───── Vorliegender Text

Via Campesina hat sich zu einem internationalen Solidaritätsnetzwerk entwickelt, in dem Ideen, Wissen, Saatgut etc. ausgetauscht werden und in dem sich die Mitglieder in Zeiten der Not gegenseitig unterstützen. Ein zentrales Anliegen des Netzwerks ist es, den Zugang zu und die Kontrolle über die natürlichen Ressourcen Land, Wasser und Saatgut für ProduzentInnen zu bewahren und/oder (zurück) zu erobern.
In diesem Kontext wurde von dem Netzwerk auch das Konzept von Ernährungssouveränität entwickelt. Bei Antiglobalisierungsprotesten z.B. gegen die Welthandelsorganisation WTO waren in den letzten Jahren vor allem Via Campesina Mitglieder aus Lateinamerika und Asien stark vertreten.

──────────
───── Vorliegende Datensätze

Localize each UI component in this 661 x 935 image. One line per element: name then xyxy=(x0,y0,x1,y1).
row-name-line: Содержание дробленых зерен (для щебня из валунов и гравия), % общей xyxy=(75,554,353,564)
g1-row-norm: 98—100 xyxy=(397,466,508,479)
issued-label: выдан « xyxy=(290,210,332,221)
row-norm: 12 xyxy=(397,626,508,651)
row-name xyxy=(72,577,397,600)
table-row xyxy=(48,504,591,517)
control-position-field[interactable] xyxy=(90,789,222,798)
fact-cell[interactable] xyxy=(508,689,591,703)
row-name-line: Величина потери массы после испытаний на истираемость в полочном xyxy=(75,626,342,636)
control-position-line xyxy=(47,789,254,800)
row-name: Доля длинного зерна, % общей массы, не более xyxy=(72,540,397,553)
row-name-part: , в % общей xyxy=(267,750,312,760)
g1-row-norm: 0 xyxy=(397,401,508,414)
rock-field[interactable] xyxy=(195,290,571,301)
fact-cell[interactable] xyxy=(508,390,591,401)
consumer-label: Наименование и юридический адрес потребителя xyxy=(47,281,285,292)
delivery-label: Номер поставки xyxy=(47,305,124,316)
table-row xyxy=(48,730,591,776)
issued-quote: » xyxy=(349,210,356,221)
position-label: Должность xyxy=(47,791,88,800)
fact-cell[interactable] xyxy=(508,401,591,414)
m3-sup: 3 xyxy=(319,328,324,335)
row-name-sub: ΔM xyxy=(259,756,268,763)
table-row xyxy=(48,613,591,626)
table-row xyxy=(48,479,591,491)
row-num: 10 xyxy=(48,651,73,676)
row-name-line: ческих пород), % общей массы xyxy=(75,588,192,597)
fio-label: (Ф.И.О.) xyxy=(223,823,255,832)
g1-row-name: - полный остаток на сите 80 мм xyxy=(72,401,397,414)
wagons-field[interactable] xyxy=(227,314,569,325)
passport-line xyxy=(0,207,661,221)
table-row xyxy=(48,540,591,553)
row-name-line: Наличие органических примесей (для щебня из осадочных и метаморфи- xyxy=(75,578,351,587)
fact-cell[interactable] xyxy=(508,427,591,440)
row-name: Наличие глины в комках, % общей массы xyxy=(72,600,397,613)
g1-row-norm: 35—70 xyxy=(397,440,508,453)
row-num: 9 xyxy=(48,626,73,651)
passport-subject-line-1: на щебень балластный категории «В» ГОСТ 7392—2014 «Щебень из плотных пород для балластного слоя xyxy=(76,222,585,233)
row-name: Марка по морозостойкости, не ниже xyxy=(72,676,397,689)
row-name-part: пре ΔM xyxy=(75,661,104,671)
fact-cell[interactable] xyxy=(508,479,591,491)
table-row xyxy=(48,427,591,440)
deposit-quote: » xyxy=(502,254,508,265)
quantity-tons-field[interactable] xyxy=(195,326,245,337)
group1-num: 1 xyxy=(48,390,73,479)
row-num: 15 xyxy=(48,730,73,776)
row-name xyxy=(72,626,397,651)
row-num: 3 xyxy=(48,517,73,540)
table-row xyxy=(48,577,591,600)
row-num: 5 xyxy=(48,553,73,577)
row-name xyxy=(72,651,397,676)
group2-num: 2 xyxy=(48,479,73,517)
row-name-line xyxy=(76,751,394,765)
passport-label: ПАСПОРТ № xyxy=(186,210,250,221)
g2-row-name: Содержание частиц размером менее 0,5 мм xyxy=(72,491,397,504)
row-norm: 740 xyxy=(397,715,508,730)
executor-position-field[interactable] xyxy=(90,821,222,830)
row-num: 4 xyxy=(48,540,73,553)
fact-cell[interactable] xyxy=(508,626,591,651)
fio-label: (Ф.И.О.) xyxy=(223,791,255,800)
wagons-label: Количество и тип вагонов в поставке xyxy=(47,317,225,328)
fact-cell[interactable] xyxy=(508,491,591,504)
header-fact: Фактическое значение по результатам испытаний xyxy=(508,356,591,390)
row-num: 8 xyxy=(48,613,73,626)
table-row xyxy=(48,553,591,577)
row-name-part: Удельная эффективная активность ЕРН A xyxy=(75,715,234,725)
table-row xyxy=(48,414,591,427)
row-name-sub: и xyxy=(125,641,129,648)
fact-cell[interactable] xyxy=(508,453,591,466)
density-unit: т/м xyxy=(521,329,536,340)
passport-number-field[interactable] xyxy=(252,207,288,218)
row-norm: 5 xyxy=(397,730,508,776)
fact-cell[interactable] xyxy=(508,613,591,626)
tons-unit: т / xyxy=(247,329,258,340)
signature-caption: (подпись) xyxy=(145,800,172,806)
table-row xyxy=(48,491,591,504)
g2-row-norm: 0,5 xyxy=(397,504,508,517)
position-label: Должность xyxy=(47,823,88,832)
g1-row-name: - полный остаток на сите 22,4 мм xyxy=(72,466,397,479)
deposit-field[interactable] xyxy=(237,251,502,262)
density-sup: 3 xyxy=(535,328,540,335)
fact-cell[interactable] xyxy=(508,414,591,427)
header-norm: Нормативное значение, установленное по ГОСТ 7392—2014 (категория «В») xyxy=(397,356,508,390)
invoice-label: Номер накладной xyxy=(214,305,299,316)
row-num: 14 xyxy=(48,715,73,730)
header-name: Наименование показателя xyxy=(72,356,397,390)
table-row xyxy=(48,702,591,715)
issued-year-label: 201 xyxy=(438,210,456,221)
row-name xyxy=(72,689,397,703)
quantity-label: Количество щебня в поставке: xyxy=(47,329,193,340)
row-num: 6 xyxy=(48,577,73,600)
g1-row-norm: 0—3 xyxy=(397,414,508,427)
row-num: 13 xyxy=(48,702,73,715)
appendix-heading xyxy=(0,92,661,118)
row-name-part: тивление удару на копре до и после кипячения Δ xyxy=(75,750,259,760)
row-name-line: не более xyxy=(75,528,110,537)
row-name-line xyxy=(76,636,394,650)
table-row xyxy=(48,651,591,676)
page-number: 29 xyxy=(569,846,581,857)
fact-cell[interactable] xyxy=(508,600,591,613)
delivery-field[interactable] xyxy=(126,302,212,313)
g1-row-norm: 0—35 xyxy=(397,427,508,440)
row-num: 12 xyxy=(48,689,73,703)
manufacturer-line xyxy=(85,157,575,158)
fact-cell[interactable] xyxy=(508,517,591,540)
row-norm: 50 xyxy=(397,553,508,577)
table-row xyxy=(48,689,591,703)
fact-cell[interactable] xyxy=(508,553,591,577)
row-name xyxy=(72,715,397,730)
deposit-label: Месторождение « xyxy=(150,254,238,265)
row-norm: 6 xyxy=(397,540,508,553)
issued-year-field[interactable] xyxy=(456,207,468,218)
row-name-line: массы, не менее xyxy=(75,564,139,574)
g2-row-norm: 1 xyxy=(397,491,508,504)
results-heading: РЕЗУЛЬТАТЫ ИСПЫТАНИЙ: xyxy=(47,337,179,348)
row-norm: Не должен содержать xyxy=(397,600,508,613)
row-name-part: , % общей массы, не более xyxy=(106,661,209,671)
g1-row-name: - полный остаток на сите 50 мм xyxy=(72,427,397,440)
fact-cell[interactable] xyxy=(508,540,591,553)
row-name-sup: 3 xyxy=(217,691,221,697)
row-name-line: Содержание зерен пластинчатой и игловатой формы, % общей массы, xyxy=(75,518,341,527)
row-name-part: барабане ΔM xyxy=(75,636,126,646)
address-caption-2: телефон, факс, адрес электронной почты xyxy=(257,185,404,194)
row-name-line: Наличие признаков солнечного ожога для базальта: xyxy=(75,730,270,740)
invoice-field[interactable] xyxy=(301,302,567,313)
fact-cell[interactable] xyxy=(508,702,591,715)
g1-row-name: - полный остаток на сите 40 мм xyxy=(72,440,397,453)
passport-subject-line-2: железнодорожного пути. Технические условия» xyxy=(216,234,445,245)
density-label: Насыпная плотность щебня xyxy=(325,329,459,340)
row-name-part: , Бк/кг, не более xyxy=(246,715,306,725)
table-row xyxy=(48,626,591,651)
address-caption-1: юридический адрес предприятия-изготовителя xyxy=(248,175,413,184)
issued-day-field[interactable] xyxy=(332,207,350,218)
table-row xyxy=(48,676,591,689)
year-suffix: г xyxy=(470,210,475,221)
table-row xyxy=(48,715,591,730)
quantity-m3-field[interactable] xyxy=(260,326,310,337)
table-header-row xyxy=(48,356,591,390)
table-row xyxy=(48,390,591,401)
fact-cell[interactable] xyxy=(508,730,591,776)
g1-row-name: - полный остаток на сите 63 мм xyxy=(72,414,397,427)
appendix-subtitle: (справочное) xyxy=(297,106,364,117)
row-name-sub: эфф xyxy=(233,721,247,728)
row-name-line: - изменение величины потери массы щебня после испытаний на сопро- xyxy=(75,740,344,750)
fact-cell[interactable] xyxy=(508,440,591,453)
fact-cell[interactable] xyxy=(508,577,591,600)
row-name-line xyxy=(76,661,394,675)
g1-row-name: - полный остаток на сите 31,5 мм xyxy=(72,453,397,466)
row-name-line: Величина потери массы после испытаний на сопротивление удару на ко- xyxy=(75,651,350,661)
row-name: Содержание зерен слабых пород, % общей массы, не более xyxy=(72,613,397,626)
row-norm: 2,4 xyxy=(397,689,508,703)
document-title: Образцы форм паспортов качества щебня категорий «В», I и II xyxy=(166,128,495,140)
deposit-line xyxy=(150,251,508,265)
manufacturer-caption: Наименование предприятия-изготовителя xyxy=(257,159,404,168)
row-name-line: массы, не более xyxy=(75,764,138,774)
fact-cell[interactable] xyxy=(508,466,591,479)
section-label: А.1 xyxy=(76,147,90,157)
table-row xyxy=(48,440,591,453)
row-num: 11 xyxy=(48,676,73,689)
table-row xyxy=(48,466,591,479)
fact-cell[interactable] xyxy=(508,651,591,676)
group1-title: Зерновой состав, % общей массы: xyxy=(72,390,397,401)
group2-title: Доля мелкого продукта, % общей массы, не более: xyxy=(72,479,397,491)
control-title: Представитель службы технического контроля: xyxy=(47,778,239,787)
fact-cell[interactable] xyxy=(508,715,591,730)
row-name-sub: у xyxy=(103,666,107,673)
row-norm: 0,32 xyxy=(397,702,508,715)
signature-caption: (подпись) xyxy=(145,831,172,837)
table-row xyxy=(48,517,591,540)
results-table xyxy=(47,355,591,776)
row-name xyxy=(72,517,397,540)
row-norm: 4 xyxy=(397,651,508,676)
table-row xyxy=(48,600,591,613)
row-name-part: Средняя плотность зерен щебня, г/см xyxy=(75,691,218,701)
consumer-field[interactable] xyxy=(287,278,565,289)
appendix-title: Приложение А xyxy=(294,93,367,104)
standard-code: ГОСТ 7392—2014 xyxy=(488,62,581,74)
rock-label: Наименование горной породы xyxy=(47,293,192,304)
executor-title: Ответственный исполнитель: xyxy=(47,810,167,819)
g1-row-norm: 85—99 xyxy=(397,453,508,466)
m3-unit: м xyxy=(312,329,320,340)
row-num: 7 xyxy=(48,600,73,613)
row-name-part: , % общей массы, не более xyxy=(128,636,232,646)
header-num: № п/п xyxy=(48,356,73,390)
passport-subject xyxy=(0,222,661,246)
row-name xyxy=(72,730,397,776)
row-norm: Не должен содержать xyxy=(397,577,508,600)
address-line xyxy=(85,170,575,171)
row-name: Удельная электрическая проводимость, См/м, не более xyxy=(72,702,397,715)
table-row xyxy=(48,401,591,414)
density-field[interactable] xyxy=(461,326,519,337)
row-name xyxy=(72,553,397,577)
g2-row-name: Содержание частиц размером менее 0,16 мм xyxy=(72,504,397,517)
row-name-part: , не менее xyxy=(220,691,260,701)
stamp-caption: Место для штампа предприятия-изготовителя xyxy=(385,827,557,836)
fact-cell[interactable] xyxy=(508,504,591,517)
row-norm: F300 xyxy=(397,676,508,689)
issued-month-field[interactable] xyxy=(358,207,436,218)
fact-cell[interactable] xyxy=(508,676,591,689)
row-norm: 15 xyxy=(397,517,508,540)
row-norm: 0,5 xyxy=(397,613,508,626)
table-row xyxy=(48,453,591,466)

──────────

Material erkunden:
[A] Geben Sie einen Abschnitt des Textes über Via Campesina wörtlich wieder. Beginnen Sie bei den Worten "Via Campesina hat" und hören Sie nach den Worten "(zurück) zu erobern." auf.
[B] Nennen Sie alle natürlichen Ressourcen, zu denen der Text über Via Campesina den Zugang und die Kontrolle für ProduzentInnen bewahren oder zurückerobern will.

Schriftliche Antworten:
[A]
Via Campesina hat sich zu einem internationalen Solidaritätsnetzwerk entwickelt, in dem Ideen, Wissen, Saatgut etc. ausgetauscht werden und in dem sich die Mitglieder in Zeiten der Not gegenseitig unterstützen. Ein zentrales Anliegen des Netzwerks ist es, den Zugang zu und die Kontrolle über die natürlichen Ressourcen Land, Wasser und Saatgut für ProduzentInnen zu bewahren und/oder (zurück) zu erobern.

[B] Land, Wasser und Saatgut